→ Your objective:
Return the listing below in full, with every line exactly as it is.

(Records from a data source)
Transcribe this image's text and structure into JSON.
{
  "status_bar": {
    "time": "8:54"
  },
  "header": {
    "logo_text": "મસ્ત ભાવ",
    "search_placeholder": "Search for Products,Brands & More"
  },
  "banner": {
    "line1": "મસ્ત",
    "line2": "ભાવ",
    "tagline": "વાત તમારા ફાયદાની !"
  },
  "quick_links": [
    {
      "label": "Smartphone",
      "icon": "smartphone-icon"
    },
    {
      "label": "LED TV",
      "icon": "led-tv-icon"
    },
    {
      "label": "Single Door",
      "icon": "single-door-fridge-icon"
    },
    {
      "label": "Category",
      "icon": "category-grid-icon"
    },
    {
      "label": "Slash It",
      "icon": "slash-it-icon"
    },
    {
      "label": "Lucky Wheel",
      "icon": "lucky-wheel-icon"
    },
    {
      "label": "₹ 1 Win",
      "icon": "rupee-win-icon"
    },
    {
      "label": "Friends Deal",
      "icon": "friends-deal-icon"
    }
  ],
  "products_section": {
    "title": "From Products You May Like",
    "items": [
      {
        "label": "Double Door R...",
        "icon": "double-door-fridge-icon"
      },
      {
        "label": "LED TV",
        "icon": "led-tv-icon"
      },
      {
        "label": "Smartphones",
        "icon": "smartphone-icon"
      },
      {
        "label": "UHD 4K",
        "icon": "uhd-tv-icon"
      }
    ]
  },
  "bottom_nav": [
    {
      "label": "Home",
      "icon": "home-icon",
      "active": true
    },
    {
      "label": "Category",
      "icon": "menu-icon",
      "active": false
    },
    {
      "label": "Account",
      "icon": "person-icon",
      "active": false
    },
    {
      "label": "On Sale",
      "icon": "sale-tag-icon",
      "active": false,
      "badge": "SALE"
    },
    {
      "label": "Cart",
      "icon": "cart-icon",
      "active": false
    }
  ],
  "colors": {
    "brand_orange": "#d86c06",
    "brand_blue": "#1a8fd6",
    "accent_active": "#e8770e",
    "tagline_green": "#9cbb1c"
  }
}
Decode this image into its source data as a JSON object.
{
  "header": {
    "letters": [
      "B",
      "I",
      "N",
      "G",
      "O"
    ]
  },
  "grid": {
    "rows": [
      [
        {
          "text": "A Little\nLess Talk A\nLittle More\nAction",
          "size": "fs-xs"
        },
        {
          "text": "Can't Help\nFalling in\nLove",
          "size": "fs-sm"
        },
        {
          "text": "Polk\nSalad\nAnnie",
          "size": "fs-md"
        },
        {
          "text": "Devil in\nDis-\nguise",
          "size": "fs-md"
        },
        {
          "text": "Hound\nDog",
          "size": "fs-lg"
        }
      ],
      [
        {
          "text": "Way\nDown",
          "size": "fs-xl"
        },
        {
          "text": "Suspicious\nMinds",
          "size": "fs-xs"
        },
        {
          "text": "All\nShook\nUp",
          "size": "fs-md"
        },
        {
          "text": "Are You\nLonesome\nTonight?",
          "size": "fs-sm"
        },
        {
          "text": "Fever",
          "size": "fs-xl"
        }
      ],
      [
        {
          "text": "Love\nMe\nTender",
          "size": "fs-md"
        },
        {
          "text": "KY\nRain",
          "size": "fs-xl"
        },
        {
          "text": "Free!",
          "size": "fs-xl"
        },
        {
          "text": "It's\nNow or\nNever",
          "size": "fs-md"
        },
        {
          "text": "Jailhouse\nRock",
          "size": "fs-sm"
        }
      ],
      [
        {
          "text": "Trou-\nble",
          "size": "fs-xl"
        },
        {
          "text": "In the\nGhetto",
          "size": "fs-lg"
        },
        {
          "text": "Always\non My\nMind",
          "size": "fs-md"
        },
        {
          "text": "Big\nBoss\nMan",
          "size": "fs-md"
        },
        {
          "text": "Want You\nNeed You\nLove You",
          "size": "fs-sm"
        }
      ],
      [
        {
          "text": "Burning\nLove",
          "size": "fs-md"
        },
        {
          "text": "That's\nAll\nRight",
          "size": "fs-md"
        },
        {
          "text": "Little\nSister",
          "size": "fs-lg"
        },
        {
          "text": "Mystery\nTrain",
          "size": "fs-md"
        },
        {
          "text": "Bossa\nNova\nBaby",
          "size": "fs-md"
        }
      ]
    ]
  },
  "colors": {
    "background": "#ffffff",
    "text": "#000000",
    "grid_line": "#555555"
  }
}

→ Exercise response:
Transcribe this image's text and structure into JSON.
{
  "status_bar": {
    "time": "8:54"
  },
  "header": {
    "logo_text": "મસ્ત ભાવ",
    "search_placeholder": "Search for Products,Brands & More"
  },
  "banner": {
    "line1": "મસ્ત",
    "line2": "ભાવ",
    "tagline": "વાત તમારા ફાયદાની !"
  },
  "quick_links": [
    {
      "label": "Smartphone",
      "icon": "smartphone-icon"
    },
    {
      "label": "LED TV",
      "icon": "led-tv-icon"
    },
    {
      "label": "Single Door",
      "icon": "single-door-fridge-icon"
    },
    {
      "label": "Category",
      "icon": "category-grid-icon"
    },
    {
      "label": "Slash It",
      "icon": "slash-it-icon"
    },
    {
      "label": "Lucky Wheel",
      "icon": "lucky-wheel-icon"
    },
    {
      "label": "₹ 1 Win",
      "icon": "rupee-win-icon"
    },
    {
      "label": "Friends Deal",
      "icon": "friends-deal-icon"
    }
  ],
  "products_section": {
    "title": "From Products You May Like",
    "items": [
      {
        "label": "Double Door R...",
        "icon": "double-door-fridge-icon"
      },
      {
        "label": "LED TV",
        "icon": "led-tv-icon"
      },
      {
        "label": "Smartphones",
        "icon": "smartphone-icon"
      },
      {
        "label": "UHD 4K",
        "icon": "uhd-tv-icon"
      }
    ]
  },
  "bottom_nav": [
    {
      "label": "Home",
      "icon": "home-icon",
      "active": true
    },
    {
      "label": "Category",
      "icon": "menu-icon",
      "active": false
    },
    {
      "label": "Account",
      "icon": "person-icon",
      "active": false
    },
    {
      "label": "On Sale",
      "icon": "sale-tag-icon",
      "active": false,
      "badge": "SALE"
    },
    {
      "label": "Cart",
      "icon": "cart-icon",
      "active": false
    }
  ],
  "colors": {
    "brand_orange": "#d86c06",
    "brand_blue": "#1a8fd6",
    "accent_active": "#e8770e",
    "tagline_green": "#9cbb1c"
  }
}
Decode this image into its source data as a JSON object.
{
  "header": {
    "letters": [
      "B",
      "I",
      "N",
      "G",
      "O"
    ]
  },
  "grid": {
    "rows": [
      [
        {
          "text": "A Little\nLess Talk A\nLittle More\nAction",
          "size": "fs-xs"
        },
        {
          "text": "Can't Help\nFalling in\nLove",
          "size": "fs-sm"
        },
        {
          "text": "Polk\nSalad\nAnnie",
          "size": "fs-md"
        },
        {
          "text": "Devil in\nDis-\nguise",
          "size": "fs-md"
        },
        {
          "text": "Hound\nDog",
          "size": "fs-lg"
        }
      ],
      [
        {
          "text": "Way\nDown",
          "size": "fs-xl"
        },
        {
          "text": "Suspicious\nMinds",
          "size": "fs-xs"
        },
        {
          "text": "All\nShook\nUp",
          "size": "fs-md"
        },
        {
          "text": "Are You\nLonesome\nTonight?",
          "size": "fs-sm"
        },
        {
          "text": "Fever",
          "size": "fs-xl"
        }
      ],
      [
        {
          "text": "Love\nMe\nTender",
          "size": "fs-md"
        },
        {
          "text": "KY\nRain",
          "size": "fs-xl"
        },
        {
          "text": "Free!",
          "size": "fs-xl"
        },
        {
          "text": "It's\nNow or\nNever",
          "size": "fs-md"
        },
        {
          "text": "Jailhouse\nRock",
          "size": "fs-sm"
        }
      ],
      [
        {
          "text": "Trou-\nble",
          "size": "fs-xl"
        },
        {
          "text": "In the\nGhetto",
          "size": "fs-lg"
        },
        {
          "text": "Always\non My\nMind",
          "size": "fs-md"
        },
        {
          "text": "Big\nBoss\nMan",
          "size": "fs-md"
        },
        {
          "text": "Want You\nNeed You\nLove You",
          "size": "fs-sm"
        }
      ],
      [
        {
          "text": "Burning\nLove",
          "size": "fs-md"
        },
        {
          "text": "That's\nAll\nRight",
          "size": "fs-md"
        },
        {
          "text": "Little\nSister",
          "size": "fs-lg"
        },
        {
          "text": "Mystery\nTrain",
          "size": "fs-md"
        },
        {
          "text": "Bossa\nNova\nBaby",
          "size": "fs-md"
        }
      ]
    ]
  },
  "colors": {
    "background": "#ffffff",
    "text": "#000000",
    "grid_line": "#555555"
  }
}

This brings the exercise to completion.